** Instruction **
It is required that all of the data be written out exactly.
++++ Data records
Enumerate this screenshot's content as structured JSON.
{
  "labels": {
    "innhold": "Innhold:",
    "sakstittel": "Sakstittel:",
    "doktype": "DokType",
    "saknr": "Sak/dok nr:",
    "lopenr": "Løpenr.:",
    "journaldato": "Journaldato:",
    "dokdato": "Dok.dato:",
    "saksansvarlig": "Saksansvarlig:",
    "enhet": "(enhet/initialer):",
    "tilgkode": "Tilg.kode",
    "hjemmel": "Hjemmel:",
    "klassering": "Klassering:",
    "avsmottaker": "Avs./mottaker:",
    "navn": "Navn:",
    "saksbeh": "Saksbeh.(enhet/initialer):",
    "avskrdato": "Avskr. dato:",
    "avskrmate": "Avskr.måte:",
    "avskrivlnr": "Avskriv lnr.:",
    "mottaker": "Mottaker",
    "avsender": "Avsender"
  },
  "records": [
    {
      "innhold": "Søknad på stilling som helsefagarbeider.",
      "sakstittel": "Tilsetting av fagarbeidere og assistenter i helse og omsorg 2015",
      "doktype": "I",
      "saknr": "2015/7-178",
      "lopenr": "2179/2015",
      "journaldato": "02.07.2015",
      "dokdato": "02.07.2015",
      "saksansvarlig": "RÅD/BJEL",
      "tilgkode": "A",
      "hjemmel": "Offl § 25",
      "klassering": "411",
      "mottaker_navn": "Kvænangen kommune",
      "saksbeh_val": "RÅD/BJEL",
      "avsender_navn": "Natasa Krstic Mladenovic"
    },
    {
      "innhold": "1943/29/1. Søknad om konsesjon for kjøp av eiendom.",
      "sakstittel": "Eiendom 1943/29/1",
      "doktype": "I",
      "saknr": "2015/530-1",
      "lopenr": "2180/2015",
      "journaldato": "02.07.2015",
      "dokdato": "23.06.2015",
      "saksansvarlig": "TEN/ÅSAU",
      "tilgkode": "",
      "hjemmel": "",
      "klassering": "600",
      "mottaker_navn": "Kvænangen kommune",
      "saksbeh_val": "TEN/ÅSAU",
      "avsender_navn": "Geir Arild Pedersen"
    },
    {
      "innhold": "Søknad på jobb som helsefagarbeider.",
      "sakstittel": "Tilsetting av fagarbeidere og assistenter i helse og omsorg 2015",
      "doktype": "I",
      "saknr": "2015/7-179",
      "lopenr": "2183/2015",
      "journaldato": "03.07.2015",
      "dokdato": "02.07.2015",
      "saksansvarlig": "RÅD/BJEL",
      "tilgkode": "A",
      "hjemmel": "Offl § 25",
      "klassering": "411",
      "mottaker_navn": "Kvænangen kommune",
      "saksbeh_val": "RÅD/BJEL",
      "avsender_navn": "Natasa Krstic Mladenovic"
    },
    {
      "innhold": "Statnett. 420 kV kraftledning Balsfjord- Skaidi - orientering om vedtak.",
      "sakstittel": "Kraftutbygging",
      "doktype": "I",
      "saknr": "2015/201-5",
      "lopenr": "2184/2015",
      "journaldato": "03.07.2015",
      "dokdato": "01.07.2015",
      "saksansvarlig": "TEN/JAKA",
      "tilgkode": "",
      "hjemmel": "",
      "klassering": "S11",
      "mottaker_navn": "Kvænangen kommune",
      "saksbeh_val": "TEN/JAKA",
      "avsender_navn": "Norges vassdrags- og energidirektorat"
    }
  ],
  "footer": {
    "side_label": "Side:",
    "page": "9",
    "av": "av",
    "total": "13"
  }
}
++++++++
** Solution to the exercise **
Enumerate this screenshot's content as structured JSON.
{
  "labels": {
    "innhold": "Innhold:",
    "sakstittel": "Sakstittel:",
    "doktype": "DokType",
    "saknr": "Sak/dok nr:",
    "lopenr": "Løpenr.:",
    "journaldato": "Journaldato:",
    "dokdato": "Dok.dato:",
    "saksansvarlig": "Saksansvarlig:",
    "enhet": "(enhet/initialer):",
    "tilgkode": "Tilg.kode",
    "hjemmel": "Hjemmel:",
    "klassering": "Klassering:",
    "avsmottaker": "Avs./mottaker:",
    "navn": "Navn:",
    "saksbeh": "Saksbeh.(enhet/initialer):",
    "avskrdato": "Avskr. dato:",
    "avskrmate": "Avskr.måte:",
    "avskrivlnr": "Avskriv lnr.:",
    "mottaker": "Mottaker",
    "avsender": "Avsender"
  },
  "records": [
    {
      "innhold": "Søknad på stilling som helsefagarbeider.",
      "sakstittel": "Tilsetting av fagarbeidere og assistenter i helse og omsorg 2015",
      "doktype": "I",
      "saknr": "2015/7-178",
      "lopenr": "2179/2015",
      "journaldato": "02.07.2015",
      "dokdato": "02.07.2015",
      "saksansvarlig": "RÅD/BJEL",
      "tilgkode": "A",
      "hjemmel": "Offl § 25",
      "klassering": "411",
      "mottaker_navn": "Kvænangen kommune",
      "saksbeh_val": "RÅD/BJEL",
      "avsender_navn": "Natasa Krstic Mladenovic"
    },
    {
      "innhold": "1943/29/1. Søknad om konsesjon for kjøp av eiendom.",
      "sakstittel": "Eiendom 1943/29/1",
      "doktype": "I",
      "saknr": "2015/530-1",
      "lopenr": "2180/2015",
      "journaldato": "02.07.2015",
      "dokdato": "23.06.2015",
      "saksansvarlig": "TEN/ÅSAU",
      "tilgkode": "",
      "hjemmel": "",
      "klassering": "600",
      "mottaker_navn": "Kvænangen kommune",
      "saksbeh_val": "TEN/ÅSAU",
      "avsender_navn": "Geir Arild Pedersen"
    },
    {
      "innhold": "Søknad på jobb som helsefagarbeider.",
      "sakstittel": "Tilsetting av fagarbeidere og assistenter i helse og omsorg 2015",
      "doktype": "I",
      "saknr": "2015/7-179",
      "lopenr": "2183/2015",
      "journaldato": "03.07.2015",
      "dokdato": "02.07.2015",
      "saksansvarlig": "RÅD/BJEL",
      "tilgkode": "A",
      "hjemmel": "Offl § 25",
      "klassering": "411",
      "mottaker_navn": "Kvænangen kommune",
      "saksbeh_val": "RÅD/BJEL",
      "avsender_navn": "Natasa Krstic Mladenovic"
    },
    {
      "innhold": "Statnett. 420 kV kraftledning Balsfjord- Skaidi - orientering om vedtak.",
      "sakstittel": "Kraftutbygging",
      "doktype": "I",
      "saknr": "2015/201-5",
      "lopenr": "2184/2015",
      "journaldato": "03.07.2015",
      "dokdato": "01.07.2015",
      "saksansvarlig": "TEN/JAKA",
      "tilgkode": "",
      "hjemmel": "",
      "klassering": "S11",
      "mottaker_navn": "Kvænangen kommune",
      "saksbeh_val": "TEN/JAKA",
      "avsender_navn": "Norges vassdrags- og energidirektorat"
    }
  ],
  "footer": {
    "side_label": "Side:",
    "page": "9",
    "av": "av",
    "total": "13"
  }
}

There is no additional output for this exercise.